## AIM
In the entries below, count every line containing "JSON". Return the number and nothing else.

* begin RECORDS FOR PROCESSING *

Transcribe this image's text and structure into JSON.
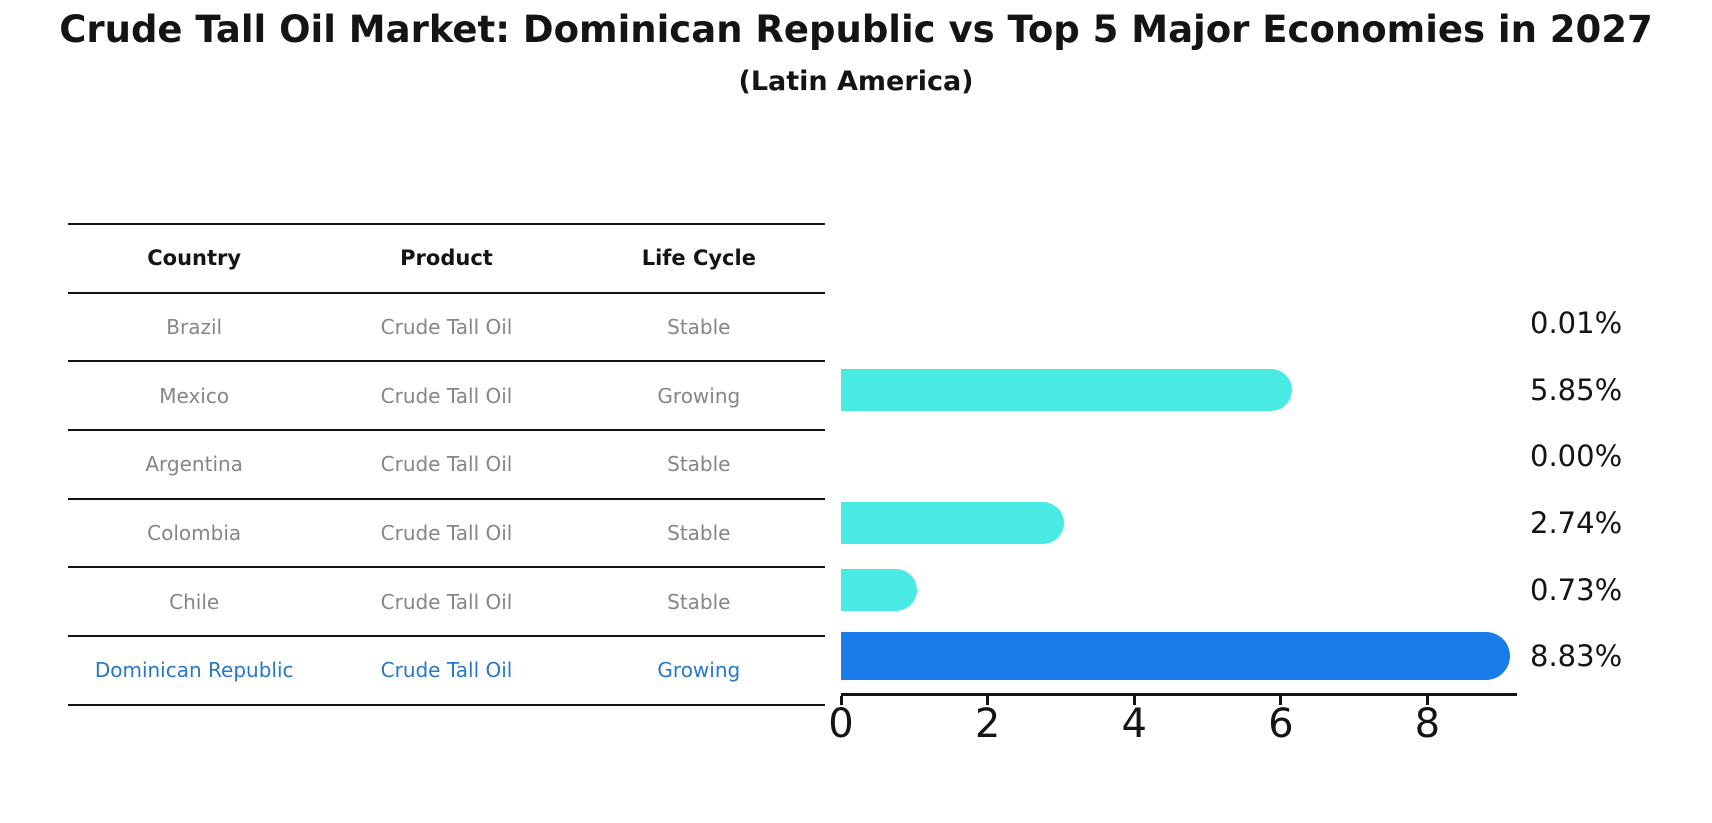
{
  "header": {
    "title": "Crude Tall Oil Market: Dominican Republic vs Top 5 Major Economies in 2027",
    "subtitle": "(Latin America)"
  },
  "table": {
    "columns": [
      "Country",
      "Product",
      "Life Cycle"
    ],
    "rows": [
      {
        "country": "Brazil",
        "product": "Crude Tall Oil",
        "life_cycle": "Stable",
        "value": 0.01,
        "value_label": "0.01%",
        "highlight": false
      },
      {
        "country": "Mexico",
        "product": "Crude Tall Oil",
        "life_cycle": "Growing",
        "value": 5.85,
        "value_label": "5.85%",
        "highlight": false
      },
      {
        "country": "Argentina",
        "product": "Crude Tall Oil",
        "life_cycle": "Stable",
        "value": 0.0,
        "value_label": "0.00%",
        "highlight": false
      },
      {
        "country": "Colombia",
        "product": "Crude Tall Oil",
        "life_cycle": "Stable",
        "value": 2.74,
        "value_label": "2.74%",
        "highlight": false
      },
      {
        "country": "Chile",
        "product": "Crude Tall Oil",
        "life_cycle": "Stable",
        "value": 0.73,
        "value_label": "0.73%",
        "highlight": false
      },
      {
        "country": "Dominican Republic",
        "product": "Crude Tall Oil",
        "life_cycle": "Growing",
        "value": 8.83,
        "value_label": "8.83%",
        "highlight": true
      }
    ]
  },
  "chart_data": {
    "type": "bar",
    "orientation": "horizontal",
    "title": "Crude Tall Oil Market: Dominican Republic vs Top 5 Major Economies in 2027",
    "subtitle": "(Latin America)",
    "categories": [
      "Brazil",
      "Mexico",
      "Argentina",
      "Colombia",
      "Chile",
      "Dominican Republic"
    ],
    "values": [
      0.01,
      5.85,
      0.0,
      2.74,
      0.73,
      8.83
    ],
    "value_labels": [
      "0.01%",
      "5.85%",
      "0.00%",
      "2.74%",
      "0.73%",
      "8.83%"
    ],
    "xlabel": "",
    "ylabel": "",
    "xlim": [
      0,
      9.2
    ],
    "xticks": [
      0,
      2,
      4,
      6,
      8
    ],
    "grid": false,
    "legend": false,
    "bar_color": "#4AEAE4",
    "highlight_color": "#1A7CE8",
    "highlight_category": "Dominican Republic"
  },
  "colors": {
    "accent_blue": "#1A7CE8",
    "bar_cyan": "#4AEAE4",
    "highlight_text": "#2878C8",
    "muted_text": "#868686",
    "text": "#141414",
    "background": "#FFFFFF"
  }
}
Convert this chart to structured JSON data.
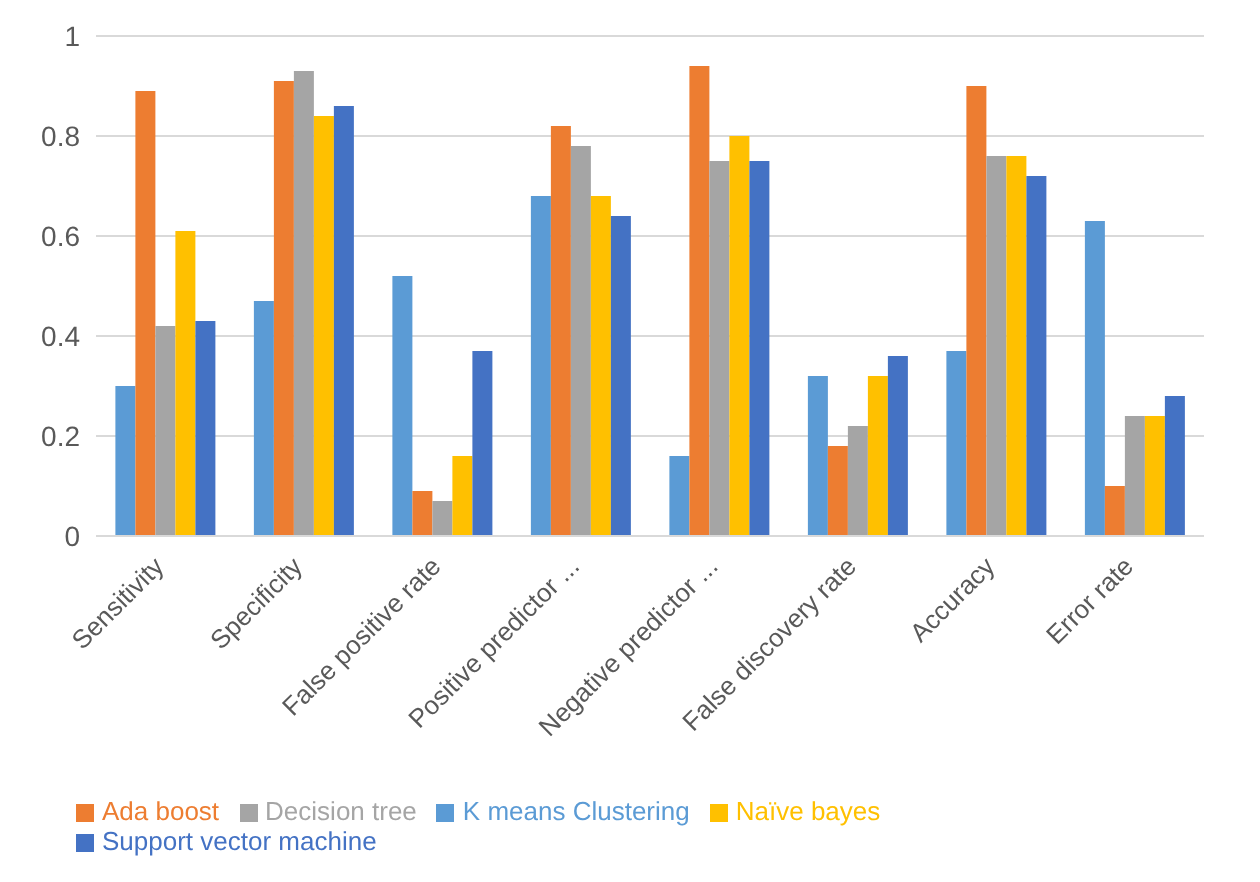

* end RECORDS FOR PROCESSING *

## RESULT BELOW
2